Dataset records ▸
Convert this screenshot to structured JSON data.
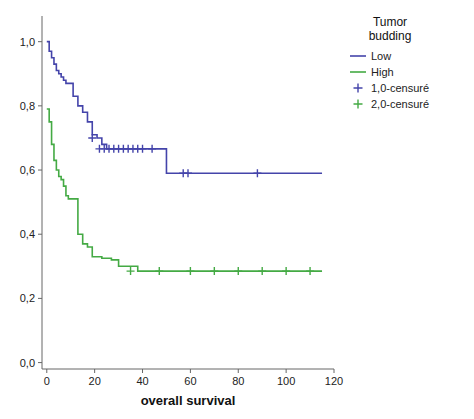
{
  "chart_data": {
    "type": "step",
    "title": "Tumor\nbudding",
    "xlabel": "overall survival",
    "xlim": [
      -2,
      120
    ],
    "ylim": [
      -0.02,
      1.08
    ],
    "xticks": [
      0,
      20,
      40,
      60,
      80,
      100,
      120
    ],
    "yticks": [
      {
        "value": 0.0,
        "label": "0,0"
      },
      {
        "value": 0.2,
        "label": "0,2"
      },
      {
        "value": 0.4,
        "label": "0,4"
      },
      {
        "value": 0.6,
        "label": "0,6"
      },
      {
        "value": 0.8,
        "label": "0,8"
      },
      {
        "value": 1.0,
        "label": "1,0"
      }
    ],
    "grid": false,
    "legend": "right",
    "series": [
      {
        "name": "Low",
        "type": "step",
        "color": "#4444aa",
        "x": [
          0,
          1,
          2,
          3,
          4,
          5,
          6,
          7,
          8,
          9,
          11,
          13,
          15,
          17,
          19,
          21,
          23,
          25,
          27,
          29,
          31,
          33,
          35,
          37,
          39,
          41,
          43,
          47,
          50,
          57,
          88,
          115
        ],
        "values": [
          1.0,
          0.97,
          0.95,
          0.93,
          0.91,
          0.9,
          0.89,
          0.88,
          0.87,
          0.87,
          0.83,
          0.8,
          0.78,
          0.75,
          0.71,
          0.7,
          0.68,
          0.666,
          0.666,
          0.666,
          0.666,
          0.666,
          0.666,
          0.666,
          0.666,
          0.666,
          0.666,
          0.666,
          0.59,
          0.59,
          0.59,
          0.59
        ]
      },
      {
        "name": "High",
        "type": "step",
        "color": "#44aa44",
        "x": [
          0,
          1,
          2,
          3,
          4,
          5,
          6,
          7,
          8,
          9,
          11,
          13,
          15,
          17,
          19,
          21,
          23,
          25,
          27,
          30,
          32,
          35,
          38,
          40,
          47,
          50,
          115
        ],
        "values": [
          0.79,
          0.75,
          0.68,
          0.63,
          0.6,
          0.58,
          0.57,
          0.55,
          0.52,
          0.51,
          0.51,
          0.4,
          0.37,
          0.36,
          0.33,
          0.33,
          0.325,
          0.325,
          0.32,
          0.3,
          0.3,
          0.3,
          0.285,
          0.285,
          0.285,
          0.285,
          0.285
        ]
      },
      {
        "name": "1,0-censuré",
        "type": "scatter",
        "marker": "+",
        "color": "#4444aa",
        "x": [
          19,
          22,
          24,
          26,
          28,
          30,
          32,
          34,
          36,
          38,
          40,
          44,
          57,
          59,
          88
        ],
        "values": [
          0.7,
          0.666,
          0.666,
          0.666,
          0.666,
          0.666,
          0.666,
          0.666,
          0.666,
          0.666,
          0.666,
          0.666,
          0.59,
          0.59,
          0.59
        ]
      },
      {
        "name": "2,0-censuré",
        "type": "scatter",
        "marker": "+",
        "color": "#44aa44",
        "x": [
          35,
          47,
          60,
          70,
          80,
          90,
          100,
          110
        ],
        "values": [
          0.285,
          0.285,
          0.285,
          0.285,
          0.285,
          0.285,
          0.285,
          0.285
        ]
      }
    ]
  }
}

Instructions to follow ▸ Search the records above for "name" and copy every line that has it.

Your response ▸
        "name": "Low",
        "name": "High",
        "name": "1,0-censuré",
        "name": "2,0-censuré",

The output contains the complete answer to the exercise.